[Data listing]
----

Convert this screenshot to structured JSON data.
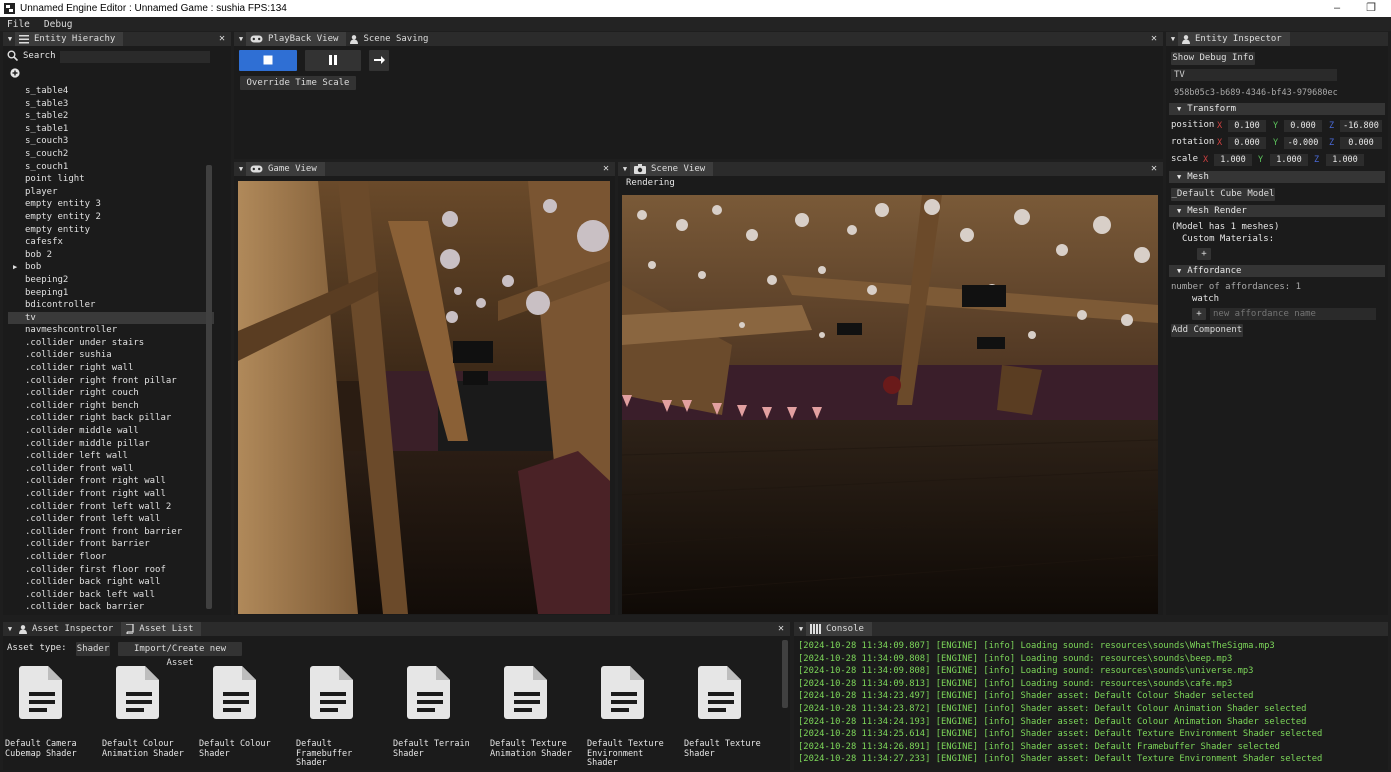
{
  "window": {
    "title": "Unnamed Engine Editor : Unnamed Game : sushia  FPS:134",
    "minimize": "–",
    "restore": "❐"
  },
  "menu": [
    "File",
    "Debug"
  ],
  "hierarchy": {
    "tab": "Entity Hierachy",
    "search_label": "Search",
    "items": [
      "s_table4",
      "s_table3",
      "s_table2",
      "s_table1",
      "s_couch3",
      "s_couch2",
      "s_couch1",
      "point light",
      "player",
      "empty entity 3",
      "empty entity 2",
      "empty entity",
      "cafesfx",
      "bob 2",
      "bob",
      "beeping2",
      "beeping1",
      "bdicontroller",
      "tv",
      "navmeshcontroller",
      ".collider under stairs",
      ".collider sushia",
      ".collider right wall",
      ".collider right front pillar",
      ".collider right couch",
      ".collider right bench",
      ".collider right back pillar",
      ".collider middle wall",
      ".collider middle pillar",
      ".collider left wall",
      ".collider front wall",
      ".collider front right wall",
      ".collider front right wall",
      ".collider front left wall 2",
      ".collider front left wall",
      ".collider front front barrier",
      ".collider front barrier",
      ".collider floor",
      ".collider first floor roof",
      ".collider back right wall",
      ".collider back left wall",
      ".collider back barrier"
    ],
    "selected": "tv",
    "expandable": "bob"
  },
  "playback": {
    "tab": "PlayBack View",
    "tab2": "Scene Saving",
    "override_label": "Override Time Scale"
  },
  "game_view": {
    "tab": "Game View"
  },
  "scene_view": {
    "tab": "Scene View",
    "status": "Rendering"
  },
  "inspector": {
    "tab": "Entity Inspector",
    "show_debug": "Show Debug Info",
    "name": "TV",
    "uuid": "958b05c3-b689-4346-bf43-979680ec",
    "transform": {
      "header": "Transform",
      "position_label": "position",
      "rotation_label": "rotation",
      "scale_label": "scale",
      "position": {
        "x": "0.100",
        "y": "0.000",
        "z": "-16.800"
      },
      "rotation": {
        "x": "0.000",
        "y": "-0.000",
        "z": "0.000"
      },
      "scale": {
        "x": "1.000",
        "y": "1.000",
        "z": "1.000"
      },
      "axis_x": "X",
      "axis_y": "Y",
      "axis_z": "Z"
    },
    "mesh": {
      "header": "Mesh",
      "model": "_Default Cube Model"
    },
    "mesh_render": {
      "header": "Mesh Render",
      "info": "(Model has 1 meshes)",
      "custom_materials": "Custom Materials:",
      "add": "+"
    },
    "affordance": {
      "header": "Affordance",
      "count": "number of affordances: 1",
      "item": "watch",
      "add": "+",
      "placeholder": "new affordance name"
    },
    "add_component": "Add Component"
  },
  "assets": {
    "tab": "Asset Inspector",
    "tab2": "Asset List",
    "type_label": "Asset type:",
    "type_value": "Shader",
    "import_button": "Import/Create new Asset",
    "items": [
      "Default Camera Cubemap Shader",
      "Default Colour Animation Shader",
      "Default Colour Shader",
      "Default Framebuffer Shader",
      "Default Terrain Shader",
      "Default Texture Animation Shader",
      "Default Texture Environment Shader",
      "Default Texture Shader"
    ]
  },
  "console": {
    "tab": "Console",
    "lines": [
      "[2024-10-28 11:34:09.807] [ENGINE] [info] Loading sound: resources\\sounds\\WhatTheSigma.mp3",
      "[2024-10-28 11:34:09.808] [ENGINE] [info] Loading sound: resources\\sounds\\beep.mp3",
      "[2024-10-28 11:34:09.808] [ENGINE] [info] Loading sound: resources\\sounds\\universe.mp3",
      "[2024-10-28 11:34:09.813] [ENGINE] [info] Loading sound: resources\\sounds\\cafe.mp3",
      "[2024-10-28 11:34:23.497] [ENGINE] [info] Shader asset: Default Colour Shader selected",
      "[2024-10-28 11:34:23.872] [ENGINE] [info] Shader asset: Default Colour Animation Shader selected",
      "[2024-10-28 11:34:24.193] [ENGINE] [info] Shader asset: Default Colour Animation Shader selected",
      "[2024-10-28 11:34:25.614] [ENGINE] [info] Shader asset: Default Texture Environment Shader selected",
      "[2024-10-28 11:34:26.891] [ENGINE] [info] Shader asset: Default Framebuffer Shader selected",
      "[2024-10-28 11:34:27.233] [ENGINE] [info] Shader asset: Default Texture Environment Shader selected"
    ]
  },
  "colors": {
    "accent": "#2f6fd4",
    "console_text": "#7dd75a",
    "axis_x": "#d04040",
    "axis_y": "#5cc25c",
    "axis_z": "#4a6ad8"
  }
}
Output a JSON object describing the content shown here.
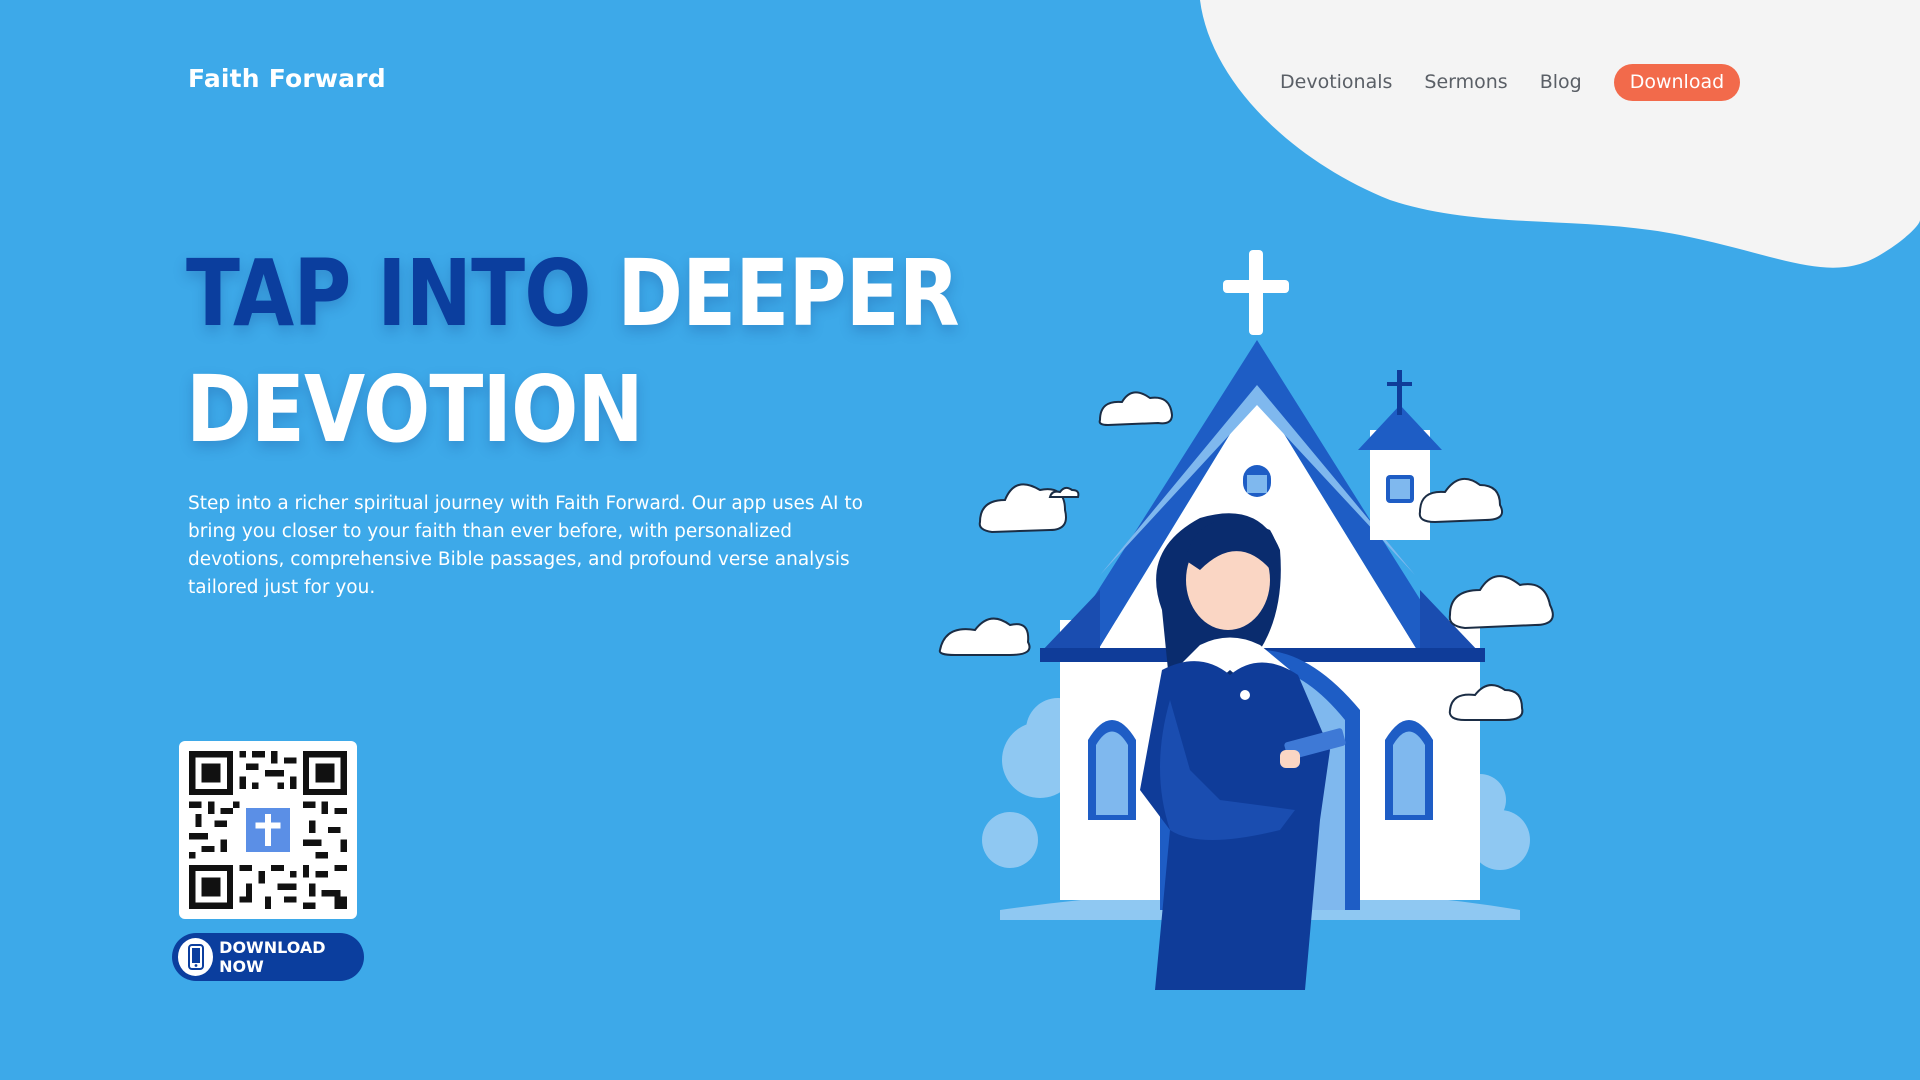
{
  "brand": {
    "name": "Faith Forward"
  },
  "nav": {
    "items": [
      {
        "label": "Devotionals"
      },
      {
        "label": "Sermons"
      },
      {
        "label": "Blog"
      }
    ],
    "download_label": "Download"
  },
  "hero": {
    "title_part1": "TAP INTO",
    "title_part2": "DEEPER",
    "title_line2": "DEVOTION",
    "description": "Step into a richer spiritual journey with Faith Forward. Our app uses AI to bring you closer to your faith than ever before, with personalized devotions, comprehensive Bible passages, and profound verse analysis tailored just for you."
  },
  "cta": {
    "download_now": "DOWNLOAD NOW"
  },
  "icons": {
    "qr": "qr-code-icon",
    "cross": "cross-icon",
    "phone": "phone-icon"
  },
  "colors": {
    "background": "#3DA9E9",
    "accent": "#F26A4B",
    "dark_blue": "#0B3E9E",
    "blob": "#F4F4F4"
  }
}
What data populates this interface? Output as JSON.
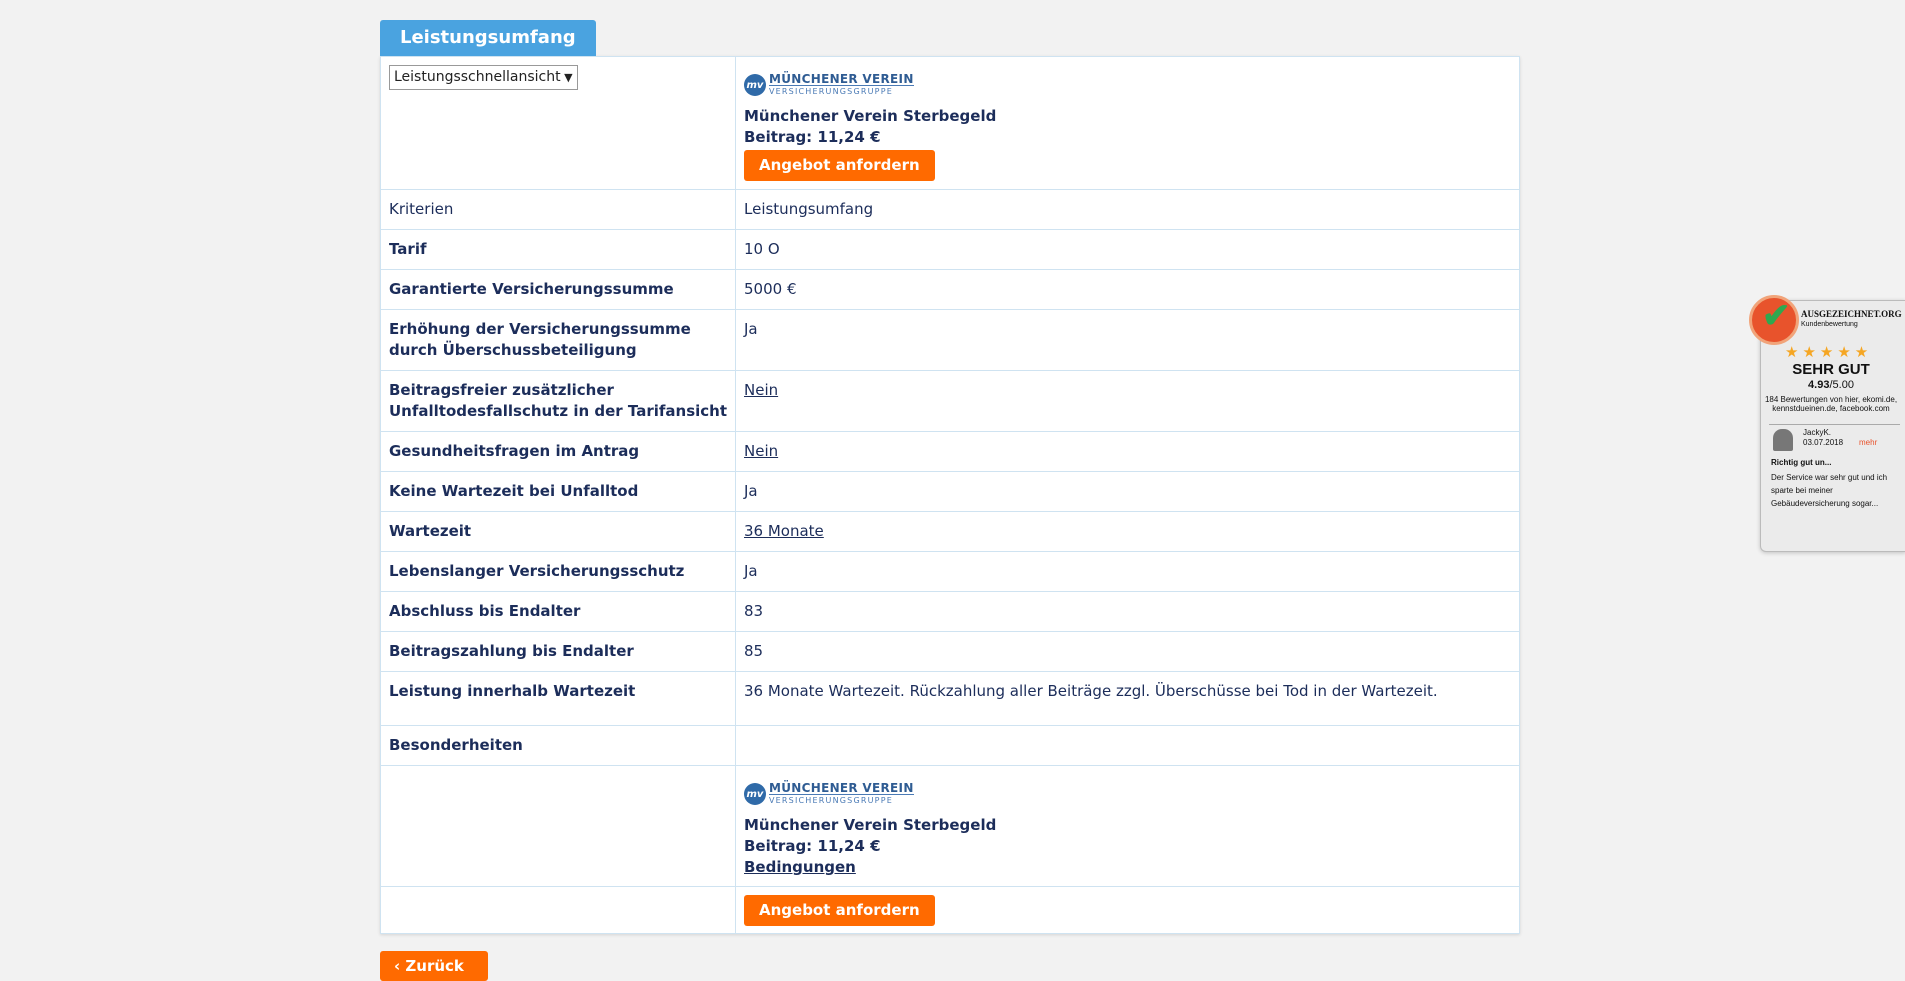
{
  "tab_title": "Leistungsumfang",
  "select": {
    "value": "Leistungsschnellansicht"
  },
  "product": {
    "logo_main": "MÜNCHENER VEREIN",
    "logo_sub": "VERSICHERUNGSGRUPPE",
    "logo_badge": "mv",
    "name": "Münchener Verein Sterbegeld",
    "premium": "Beitrag: 11,24 €",
    "cta": "Angebot anfordern",
    "conditions": "Bedingungen"
  },
  "header_row": {
    "left": "Kriterien",
    "right": "Leistungsumfang"
  },
  "rows": [
    {
      "label": "Tarif",
      "value": "10 O"
    },
    {
      "label": "Garantierte Versicherungssumme",
      "value": "5000 €"
    },
    {
      "label": "Erhöhung der Versicherungssumme durch Überschussbeteiligung",
      "value": "Ja"
    },
    {
      "label": "Beitragsfreier zusätzlicher Unfalltodesfallschutz in der Tarifansicht",
      "value": "Nein"
    },
    {
      "label": "Gesundheitsfragen im Antrag",
      "value": "Nein"
    },
    {
      "label": "Keine Wartezeit bei Unfalltod",
      "value": "Ja"
    },
    {
      "label": "Wartezeit",
      "value": "36 Monate"
    },
    {
      "label": "Lebenslanger Versicherungsschutz",
      "value": "Ja"
    },
    {
      "label": "Abschluss bis Endalter",
      "value": "83"
    },
    {
      "label": "Beitragszahlung bis Endalter",
      "value": "85"
    },
    {
      "label": "Leistung innerhalb Wartezeit",
      "value": "36 Monate Wartezeit. Rückzahlung aller Beiträge zzgl. Überschüsse bei Tod in der Wartezeit."
    },
    {
      "label": "Besonderheiten",
      "value": ""
    }
  ],
  "back_button": "Zurück",
  "widget": {
    "brand": "AUSGEZEICHNET.ORG",
    "subtitle": "Kundenbewertung",
    "stars": "★★★★★",
    "grade": "SEHR GUT",
    "score": "4.93",
    "score_max": "/5.00",
    "count": "184 Bewertungen von hier, ekomi.de, kennstdueinen.de, facebook.com",
    "user": "JackyK.",
    "date": "03.07.2018",
    "more": "mehr",
    "review_title": "Richtig gut un...",
    "review_text": "Der Service war sehr gut und ich sparte bei meiner Gebäudeversicherung sogar..."
  }
}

----

• Aim: Gather each line of the records holding the string "Output".

• Task answer:
Output a JSON object describing the content shown here.
What data populates this interface? Output as JSON.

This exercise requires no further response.